● Rows from a dataset:

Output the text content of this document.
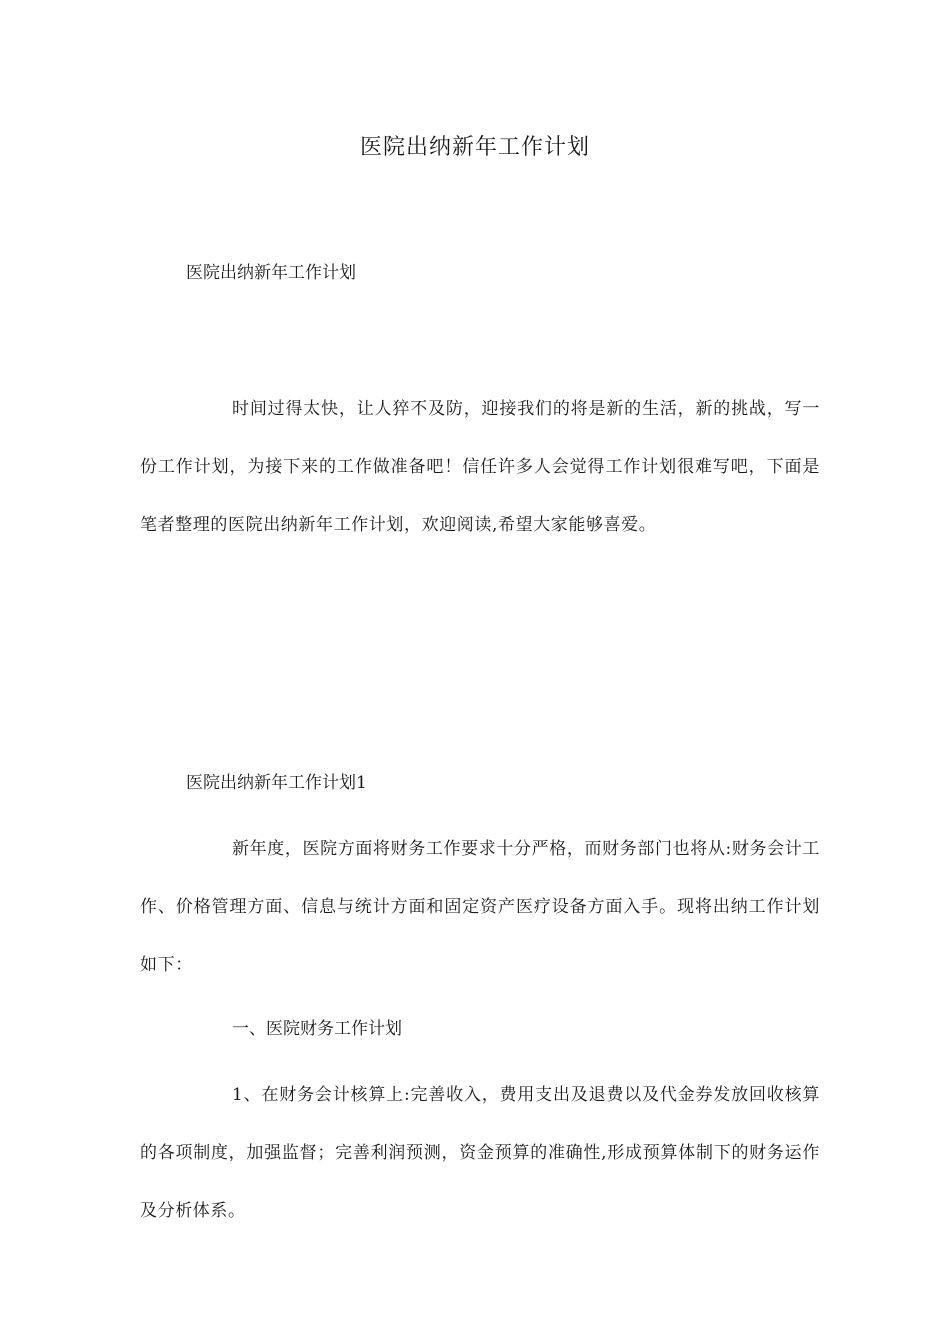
医院出纳新年工作计划
医院出纳新年工作计划
时间过得太快，让人猝不及防，迎接我们的将是新的生活，新的挑战，写一份工作计划，为接下来的工作做准备吧！信任许多人会觉得工作计划很难写吧，下面是笔者整理的医院出纳新年工作计划，欢迎阅读,希望大家能够喜爱。
医院出纳新年工作计划1
新年度，医院方面将财务工作要求十分严格，而财务部门也将从:财务会计工作、价格管理方面、信息与统计方面和固定资产医疗设备方面入手。现将出纳工作计划如下：
一、医院财务工作计划
1、在财务会计核算上:完善收入，费用支出及退费以及代金券发放回收核算的各项制度，加强监督；完善利润预测，资金预算的准确性,形成预算体制下的财务运作及分析体系。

● Work to do: Pictures don't belong in the copy. Restate all the entries exactly.

● Written reply:
Output the text content of this document.
医院出纳新年工作计划
医院出纳新年工作计划
时间过得太快，让人猝不及防，迎接我们的将是新的生活，新的挑战，写一份工作计划，为接下来的工作做准备吧！信任许多人会觉得工作计划很难写吧，下面是笔者整理的医院出纳新年工作计划，欢迎阅读,希望大家能够喜爱。
医院出纳新年工作计划1
新年度，医院方面将财务工作要求十分严格，而财务部门也将从:财务会计工作、价格管理方面、信息与统计方面和固定资产医疗设备方面入手。现将出纳工作计划如下：
一、医院财务工作计划
1、在财务会计核算上:完善收入，费用支出及退费以及代金券发放回收核算的各项制度，加强监督；完善利润预测，资金预算的准确性,形成预算体制下的财务运作及分析体系。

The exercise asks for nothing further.